[Data in this exercise]
************

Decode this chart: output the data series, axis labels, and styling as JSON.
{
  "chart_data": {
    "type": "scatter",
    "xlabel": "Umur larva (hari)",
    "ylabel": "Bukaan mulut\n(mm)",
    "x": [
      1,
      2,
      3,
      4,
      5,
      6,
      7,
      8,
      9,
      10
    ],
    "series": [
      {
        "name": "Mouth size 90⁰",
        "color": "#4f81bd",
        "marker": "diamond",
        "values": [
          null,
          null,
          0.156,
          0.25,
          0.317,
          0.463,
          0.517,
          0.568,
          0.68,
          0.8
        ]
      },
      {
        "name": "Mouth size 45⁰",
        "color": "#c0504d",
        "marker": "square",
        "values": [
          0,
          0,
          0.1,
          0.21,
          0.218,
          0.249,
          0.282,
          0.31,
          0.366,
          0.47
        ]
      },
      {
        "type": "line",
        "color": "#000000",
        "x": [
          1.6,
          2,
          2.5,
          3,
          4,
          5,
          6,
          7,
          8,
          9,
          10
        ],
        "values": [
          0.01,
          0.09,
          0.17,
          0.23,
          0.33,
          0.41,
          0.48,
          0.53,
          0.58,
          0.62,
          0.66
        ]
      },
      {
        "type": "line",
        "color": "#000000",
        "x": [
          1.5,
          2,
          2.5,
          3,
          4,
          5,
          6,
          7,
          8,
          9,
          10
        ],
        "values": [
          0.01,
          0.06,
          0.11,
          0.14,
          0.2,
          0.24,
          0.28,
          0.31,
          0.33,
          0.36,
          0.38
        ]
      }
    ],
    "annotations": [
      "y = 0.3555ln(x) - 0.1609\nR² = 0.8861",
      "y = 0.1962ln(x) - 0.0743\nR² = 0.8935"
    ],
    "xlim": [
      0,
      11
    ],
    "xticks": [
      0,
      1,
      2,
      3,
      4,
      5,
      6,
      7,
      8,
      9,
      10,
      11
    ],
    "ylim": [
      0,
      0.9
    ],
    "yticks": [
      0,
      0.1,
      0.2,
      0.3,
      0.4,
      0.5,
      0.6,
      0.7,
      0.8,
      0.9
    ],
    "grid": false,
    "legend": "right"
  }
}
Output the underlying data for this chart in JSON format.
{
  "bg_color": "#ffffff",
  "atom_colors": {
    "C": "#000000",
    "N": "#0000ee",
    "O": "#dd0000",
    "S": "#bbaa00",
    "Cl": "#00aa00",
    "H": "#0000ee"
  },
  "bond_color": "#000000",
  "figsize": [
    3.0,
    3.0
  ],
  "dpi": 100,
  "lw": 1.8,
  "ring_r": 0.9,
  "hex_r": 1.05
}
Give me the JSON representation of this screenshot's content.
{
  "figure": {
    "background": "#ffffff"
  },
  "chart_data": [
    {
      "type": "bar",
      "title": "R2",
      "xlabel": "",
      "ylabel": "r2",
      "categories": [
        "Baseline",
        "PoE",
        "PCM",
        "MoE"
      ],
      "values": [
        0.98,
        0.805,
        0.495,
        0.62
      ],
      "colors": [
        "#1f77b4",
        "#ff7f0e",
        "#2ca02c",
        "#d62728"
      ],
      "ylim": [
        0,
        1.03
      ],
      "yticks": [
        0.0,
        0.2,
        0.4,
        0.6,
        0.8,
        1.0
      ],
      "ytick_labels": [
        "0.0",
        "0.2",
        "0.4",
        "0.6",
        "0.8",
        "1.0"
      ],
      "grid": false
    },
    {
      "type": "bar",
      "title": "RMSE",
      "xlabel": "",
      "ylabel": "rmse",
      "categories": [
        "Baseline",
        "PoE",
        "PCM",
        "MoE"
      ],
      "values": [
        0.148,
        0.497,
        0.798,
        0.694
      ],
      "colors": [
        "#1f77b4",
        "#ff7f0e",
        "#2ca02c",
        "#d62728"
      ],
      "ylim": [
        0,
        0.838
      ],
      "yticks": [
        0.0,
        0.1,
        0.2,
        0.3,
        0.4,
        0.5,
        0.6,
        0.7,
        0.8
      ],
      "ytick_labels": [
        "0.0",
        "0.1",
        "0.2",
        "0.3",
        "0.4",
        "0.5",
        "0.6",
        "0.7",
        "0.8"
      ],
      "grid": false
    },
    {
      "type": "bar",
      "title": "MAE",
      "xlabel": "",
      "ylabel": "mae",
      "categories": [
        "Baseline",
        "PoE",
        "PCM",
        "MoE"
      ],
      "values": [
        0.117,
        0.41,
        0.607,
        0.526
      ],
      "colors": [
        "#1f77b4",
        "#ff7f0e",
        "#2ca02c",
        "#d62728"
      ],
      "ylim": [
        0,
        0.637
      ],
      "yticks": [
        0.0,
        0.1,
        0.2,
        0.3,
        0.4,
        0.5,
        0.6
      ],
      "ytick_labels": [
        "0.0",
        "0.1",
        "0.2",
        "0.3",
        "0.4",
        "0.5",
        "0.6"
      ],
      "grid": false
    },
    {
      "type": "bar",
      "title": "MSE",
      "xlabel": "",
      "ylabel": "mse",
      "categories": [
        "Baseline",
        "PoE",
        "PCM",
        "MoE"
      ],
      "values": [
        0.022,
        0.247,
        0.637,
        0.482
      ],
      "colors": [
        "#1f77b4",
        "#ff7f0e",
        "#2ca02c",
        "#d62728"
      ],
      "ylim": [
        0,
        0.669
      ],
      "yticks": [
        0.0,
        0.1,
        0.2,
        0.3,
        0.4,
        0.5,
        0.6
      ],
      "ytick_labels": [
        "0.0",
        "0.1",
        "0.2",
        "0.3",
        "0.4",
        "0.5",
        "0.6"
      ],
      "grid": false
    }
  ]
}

************

[Exercise requirements] Search the lines above for the string "ylabel", then show every one that has it.

[Correct result]
    "ylabel": "Bukaan mulut\n(mm)",
      "ylabel": "r2",
      "ylabel": "rmse",
      "ylabel": "mae",
      "ylabel": "mse",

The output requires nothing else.